--- START Stored data ---

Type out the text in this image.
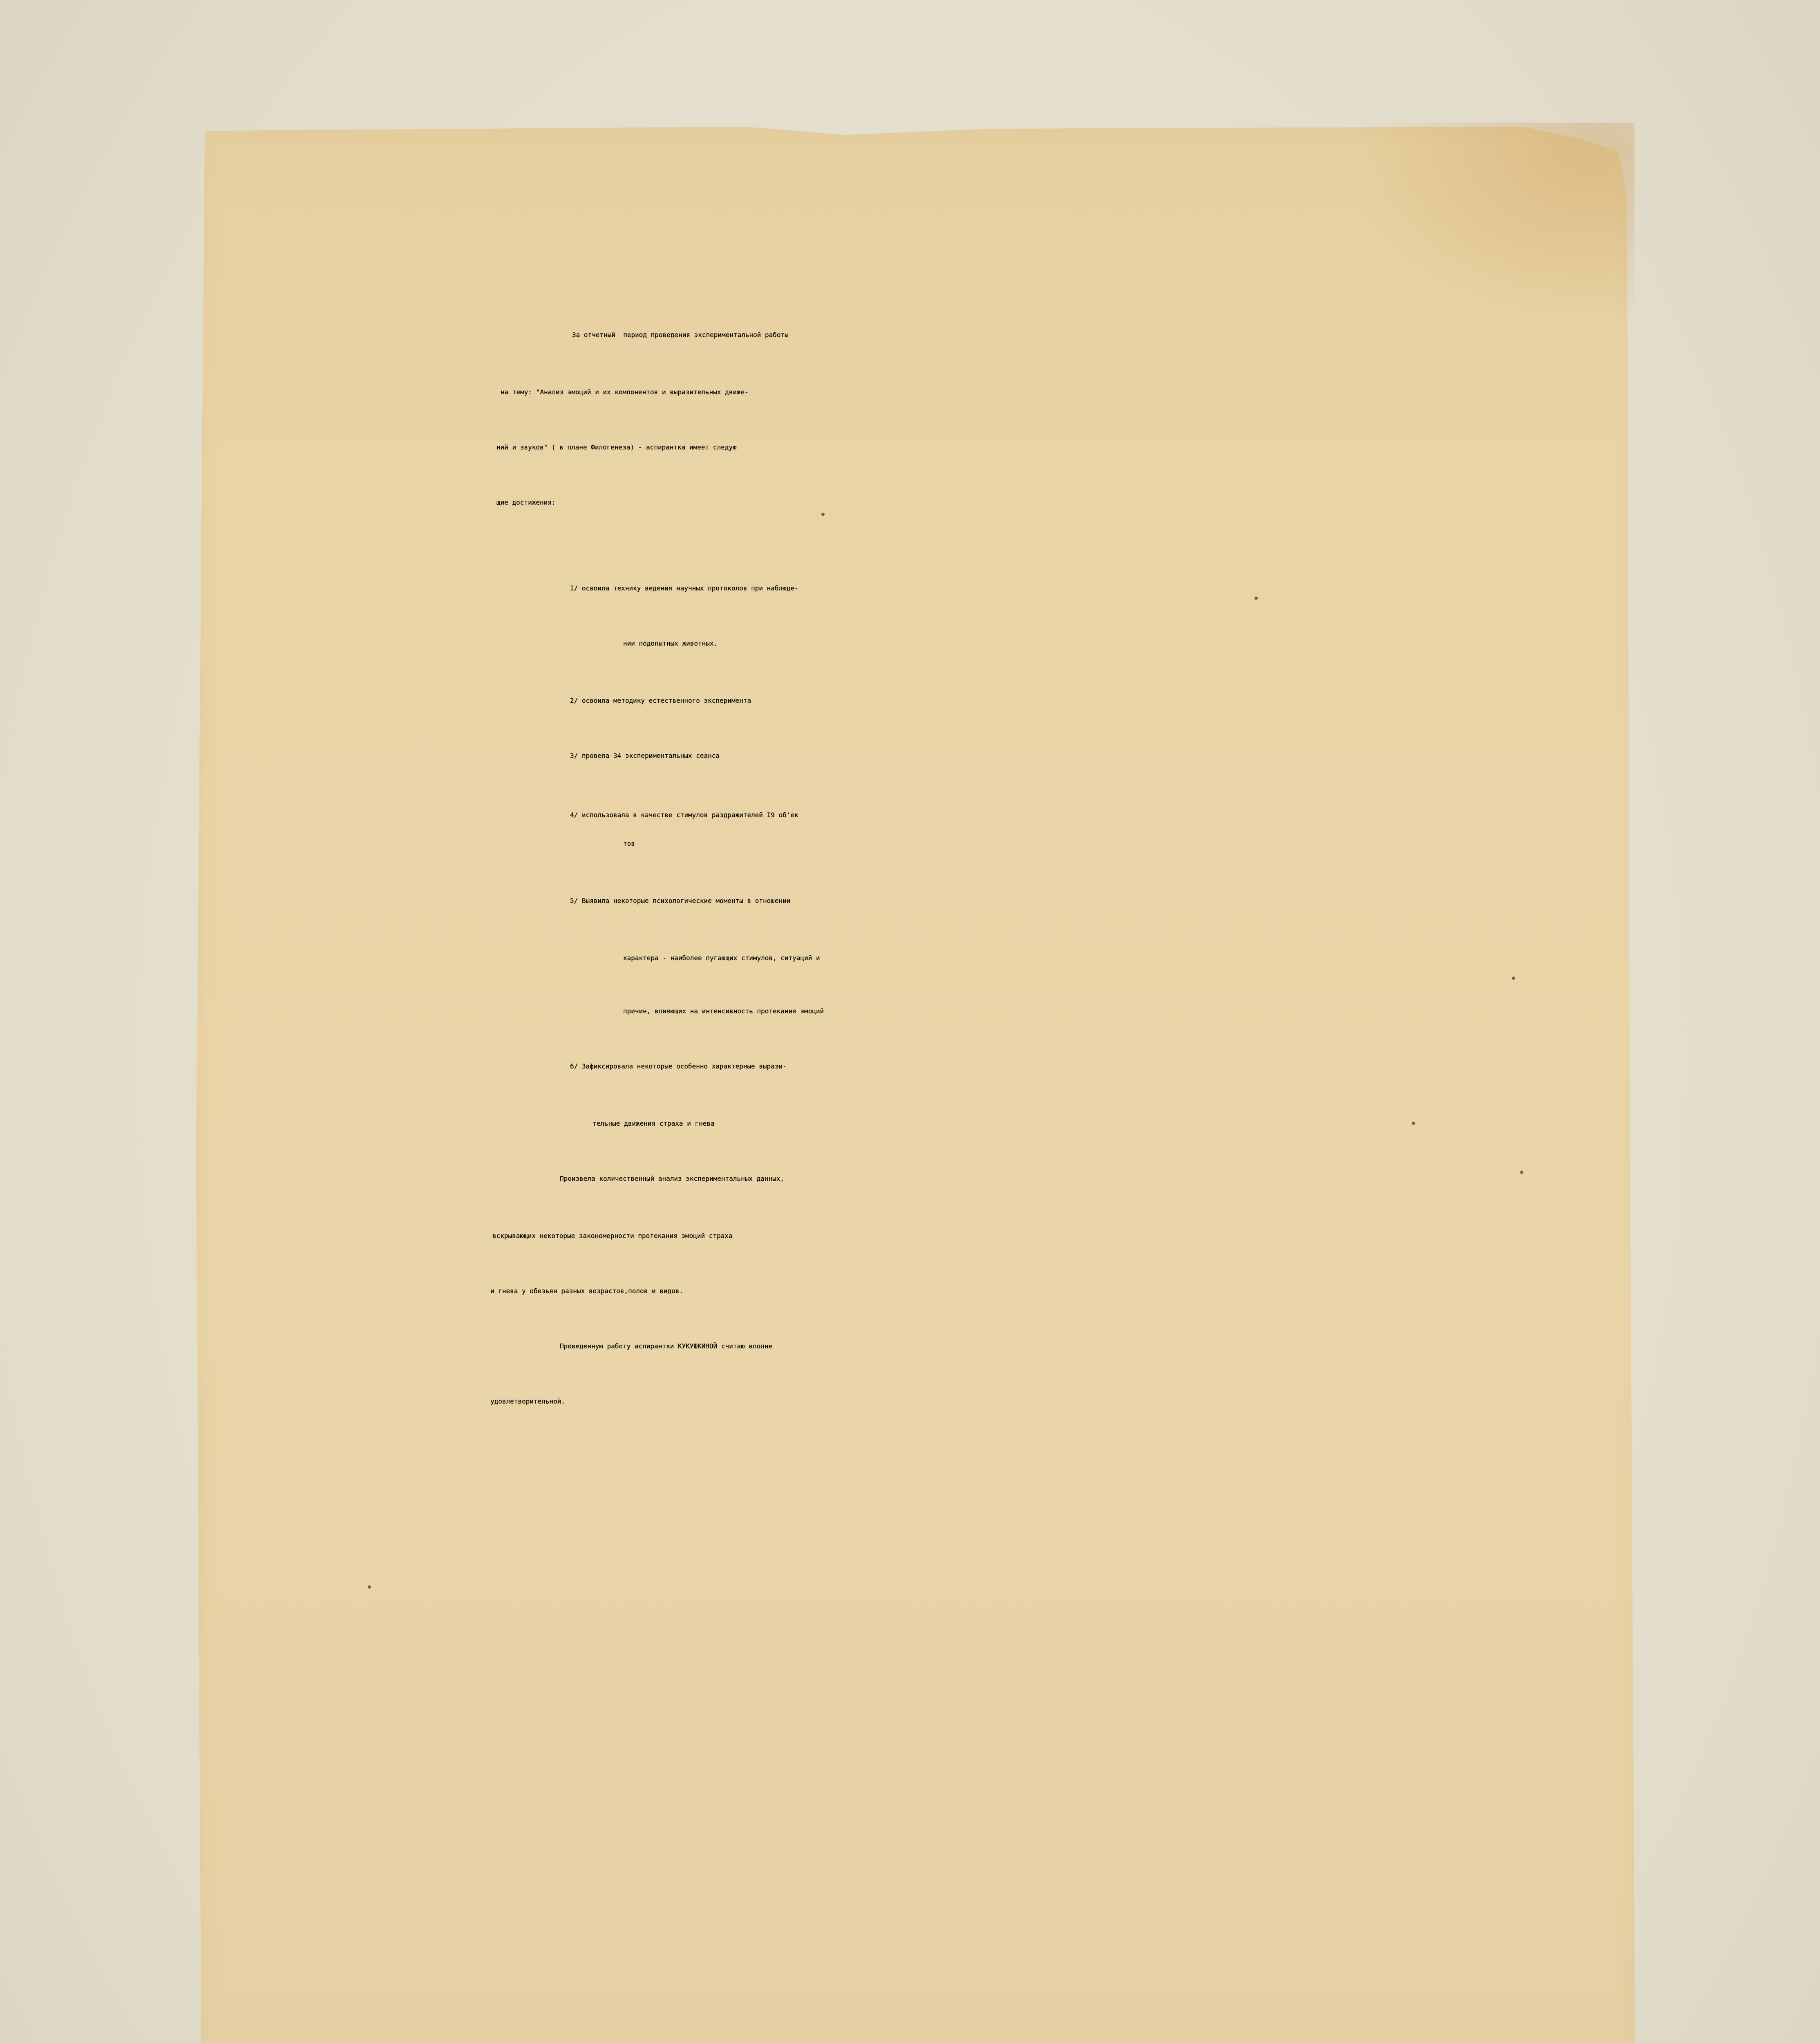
За отчетный  период проведения экспериментальной работы
на тему: "Анализ эмоций и их компонентов и выразительных движе-
ний и звуков" ( в плане Филогенеза) - аспирантка имеет следую
щие достижения:
I/ освоила технику ведения научных протоколов при наблюде-
нии подопытных животных.
2/ освоила методику естественного эксперимента
3/ провела 34 экспериментальных сеанса
4/ использовала в качестве стимулов раздражителей I9 об'ек
тов
5/ Выявила некоторые психологические моменты в отношении
характера - наиболее пугающих стимулов, ситуаций и
причин, влияющих на интенсивность протекания эмоций
6/ Зафиксировала некоторые особенно характерные вырази-
тельные движения страха и гнева
Произвела количественный анализ экспериментальных данных,
вскрывающих некоторые закономерности протекания эмоций страха
и гнева у обезьян разных возрастов,полов и видов.
Проведенную работу аспирантки КУКУШКИНОЙ считаю вполне
удовлетворительной.
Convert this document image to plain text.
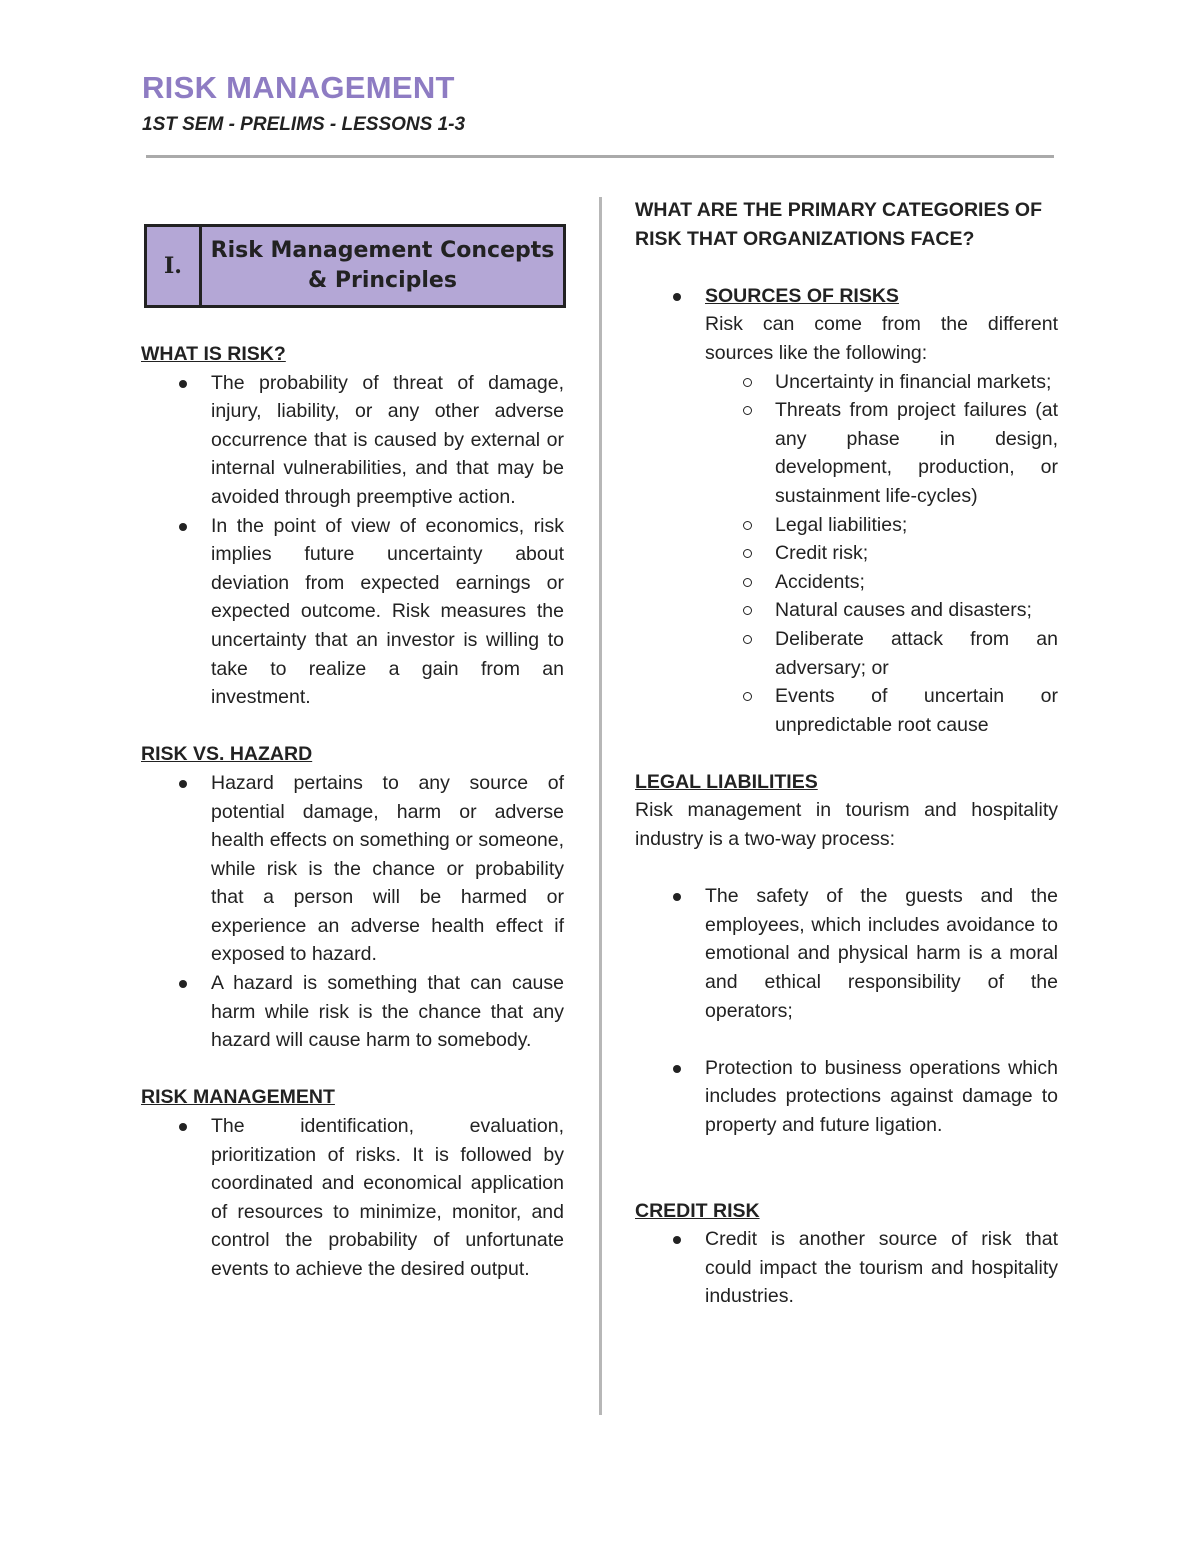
RISK MANAGEMENT

1ST SEM - PRELIMS - LESSONS 1-3

I.
Risk Management Concepts & Principles

WHAT IS RISK?

The probability of threat of damage, injury, liability, or any other adverse occurrence that is caused by external or internal vulnerabilities, and that may be avoided through preemptive action.
In the point of view of economics, risk implies future uncertainty about deviation from expected earnings or expected outcome. Risk measures the uncertainty that an investor is willing to take to realize a gain from an investment.

RISK VS. HAZARD

Hazard pertains to any source of potential damage, harm or adverse health effects on something or someone, while risk is the chance or probability that a person will be harmed or experience an adverse health effect if exposed to hazard.
A hazard is something that can cause harm while risk is the chance that any hazard will cause harm to somebody.

RISK MANAGEMENT

The identification, evaluation, prioritization of risks. It is followed by coordinated and economical application of resources to minimize, monitor, and control the probability of unfortunate events to achieve the desired output.

WHAT ARE THE PRIMARY CATEGORIES OF RISK THAT ORGANIZATIONS FACE?

SOURCES OF RISKS
Risk can come from the different sources like the following:
Uncertainty in financial markets;
Threats from project failures (at any phase in design, development, production, or sustainment life-cycles)
Legal liabilities;
Credit risk;
Accidents;
Natural causes and disasters;
Deliberate attack from an adversary; or
Events of uncertain or unpredictable root cause

LEGAL LIABILITIES

Risk management in tourism and hospitality industry is a two-way process:

The safety of the guests and the employees, which includes avoidance to emotional and physical harm is a moral and ethical responsibility of the operators;
Protection to business operations which includes protections against damage to property and future ligation.

CREDIT RISK

Credit is another source of risk that could impact the tourism and hospitality industries.
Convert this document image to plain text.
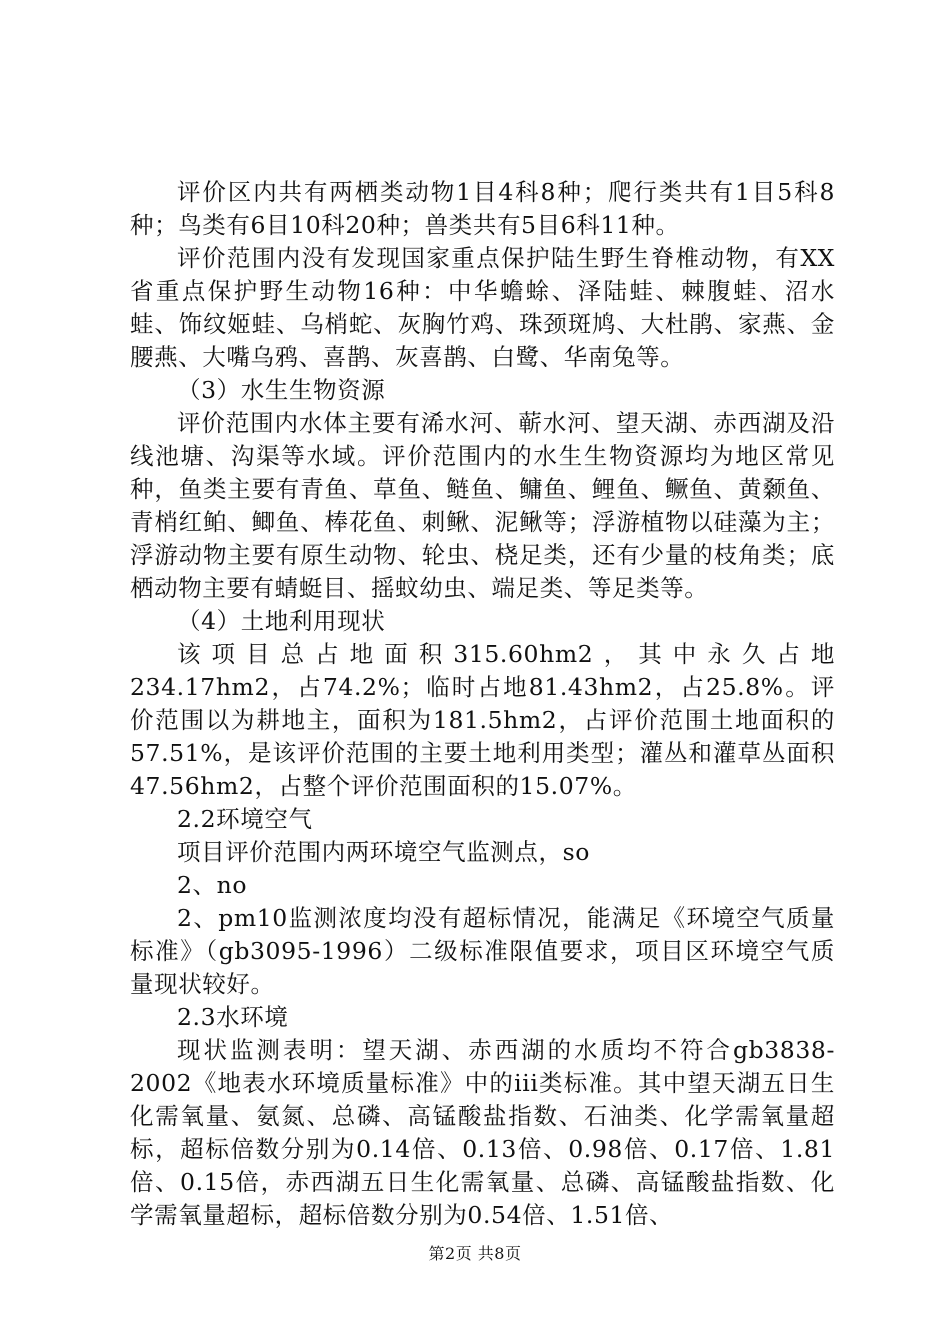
评价区内共有两栖类动物1目4科8种；爬行类共有1目5科8种；鸟类有6目10科20种；兽类共有5目6科11种。

评价范围内没有发现国家重点保护陆生野生脊椎动物，有XX省重点保护野生动物16种：中华蟾蜍、泽陆蛙、棘腹蛙、沼水蛙、饰纹姬蛙、乌梢蛇、灰胸竹鸡、珠颈斑鸠、大杜鹃、家燕、金腰燕、大嘴乌鸦、喜鹊、灰喜鹊、白鹭、华南兔等。

（3）水生生物资源

评价范围内水体主要有浠水河、蕲水河、望天湖、赤西湖及沿线池塘、沟渠等水域。评价范围内的水生生物资源均为地区常见种，鱼类主要有青鱼、草鱼、鲢鱼、鳙鱼、鲤鱼、鳜鱼、黄颡鱼、青梢红鲌、鲫鱼、棒花鱼、刺鳅、泥鳅等；浮游植物以硅藻为主；浮游动物主要有原生动物、轮虫、桡足类，还有少量的枝角类；底栖动物主要有蜻蜓目、摇蚊幼虫、端足类、等足类等。

（4）土地利用现状

该项目总占地面积315.60hm2，其中永久占地234.17hm2，占74.2%；临时占地81.43hm2，占25.8%。评价范围以为耕地主，面积为181.5hm2，占评价范围土地面积的57.51%，是该评价范围的主要土地利用类型；灌丛和灌草丛面积47.56hm2，占整个评价范围面积的15.07%。

2.2环境空气

项目评价范围内两环境空气监测点，so

2、no

2、pm10监测浓度均没有超标情况，能满足《环境空气质量标准》（gb3095-1996）二级标准限值要求，项目区环境空气质量现状较好。

2.3水环境

现状监测表明：望天湖、赤西湖的水质均不符合gb3838-2002《地表水环境质量标准》中的iii类标准。其中望天湖五日生化需氧量、氨氮、总磷、高锰酸盐指数、石油类、化学需氧量超标，超标倍数分别为0.14倍、0.13倍、0.98倍、0.17倍、1.81倍、0.15倍，赤西湖五日生化需氧量、总磷、高锰酸盐指数、化学需氧量超标，超标倍数分别为0.54倍、1.51倍、

第2页 共8页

--- END Stored data ---

* [Short exercise]: Copy every record above exactly, leaving out the pictures.

* [The completed task]:
Type out the text in this image.
За отчетный  период проведения экспериментальной работы
на тему: "Анализ эмоций и их компонентов и выразительных движе-
ний и звуков" ( в плане Филогенеза) - аспирантка имеет следую
щие достижения:
I/ освоила технику ведения научных протоколов при наблюде-
нии подопытных животных.
2/ освоила методику естественного эксперимента
3/ провела 34 экспериментальных сеанса
4/ использовала в качестве стимулов раздражителей I9 об'ек
тов
5/ Выявила некоторые психологические моменты в отношении
характера - наиболее пугающих стимулов, ситуаций и
причин, влияющих на интенсивность протекания эмоций
6/ Зафиксировала некоторые особенно характерные вырази-
тельные движения страха и гнева
Произвела количественный анализ экспериментальных данных,
вскрывающих некоторые закономерности протекания эмоций страха
и гнева у обезьян разных возрастов,полов и видов.
Проведенную работу аспирантки КУКУШКИНОЙ считаю вполне
удовлетворительной.
Convert this document image to plain text.
RISK MANAGEMENT

1ST SEM - PRELIMS - LESSONS 1-3

I.
Risk Management Concepts & Principles

WHAT IS RISK?

The probability of threat of damage, injury, liability, or any other adverse occurrence that is caused by external or internal vulnerabilities, and that may be avoided through preemptive action.
In the point of view of economics, risk implies future uncertainty about deviation from expected earnings or expected outcome. Risk measures the uncertainty that an investor is willing to take to realize a gain from an investment.

RISK VS. HAZARD

Hazard pertains to any source of potential damage, harm or adverse health effects on something or someone, while risk is the chance or probability that a person will be harmed or experience an adverse health effect if exposed to hazard.
A hazard is something that can cause harm while risk is the chance that any hazard will cause harm to somebody.

RISK MANAGEMENT

The identification, evaluation, prioritization of risks. It is followed by coordinated and economical application of resources to minimize, monitor, and control the probability of unfortunate events to achieve the desired output.

WHAT ARE THE PRIMARY CATEGORIES OF RISK THAT ORGANIZATIONS FACE?

SOURCES OF RISKS
Risk can come from the different sources like the following:
Uncertainty in financial markets;
Threats from project failures (at any phase in design, development, production, or sustainment life-cycles)
Legal liabilities;
Credit risk;
Accidents;
Natural causes and disasters;
Deliberate attack from an adversary; or
Events of uncertain or unpredictable root cause

LEGAL LIABILITIES

Risk management in tourism and hospitality industry is a two-way process:

The safety of the guests and the employees, which includes avoidance to emotional and physical harm is a moral and ethical responsibility of the operators;
Protection to business operations which includes protections against damage to property and future ligation.

CREDIT RISK

Credit is another source of risk that could impact the tourism and hospitality industries.
Convert this document image to plain text.
评价区内共有两栖类动物1目4科8种；爬行类共有1目5科8种；鸟类有6目10科20种；兽类共有5目6科11种。

评价范围内没有发现国家重点保护陆生野生脊椎动物，有XX省重点保护野生动物16种：中华蟾蜍、泽陆蛙、棘腹蛙、沼水蛙、饰纹姬蛙、乌梢蛇、灰胸竹鸡、珠颈斑鸠、大杜鹃、家燕、金腰燕、大嘴乌鸦、喜鹊、灰喜鹊、白鹭、华南兔等。

（3）水生生物资源

评价范围内水体主要有浠水河、蕲水河、望天湖、赤西湖及沿线池塘、沟渠等水域。评价范围内的水生生物资源均为地区常见种，鱼类主要有青鱼、草鱼、鲢鱼、鳙鱼、鲤鱼、鳜鱼、黄颡鱼、青梢红鲌、鲫鱼、棒花鱼、刺鳅、泥鳅等；浮游植物以硅藻为主；浮游动物主要有原生动物、轮虫、桡足类，还有少量的枝角类；底栖动物主要有蜻蜓目、摇蚊幼虫、端足类、等足类等。

（4）土地利用现状

该项目总占地面积315.60hm2，其中永久占地234.17hm2，占74.2%；临时占地81.43hm2，占25.8%。评价范围以为耕地主，面积为181.5hm2，占评价范围土地面积的57.51%，是该评价范围的主要土地利用类型；灌丛和灌草丛面积47.56hm2，占整个评价范围面积的15.07%。

2.2环境空气

项目评价范围内两环境空气监测点，so

2、no

2、pm10监测浓度均没有超标情况，能满足《环境空气质量标准》（gb3095-1996）二级标准限值要求，项目区环境空气质量现状较好。

2.3水环境

现状监测表明：望天湖、赤西湖的水质均不符合gb3838-2002《地表水环境质量标准》中的iii类标准。其中望天湖五日生化需氧量、氨氮、总磷、高锰酸盐指数、石油类、化学需氧量超标，超标倍数分别为0.14倍、0.13倍、0.98倍、0.17倍、1.81倍、0.15倍，赤西湖五日生化需氧量、总磷、高锰酸盐指数、化学需氧量超标，超标倍数分别为0.54倍、1.51倍、

第2页 共8页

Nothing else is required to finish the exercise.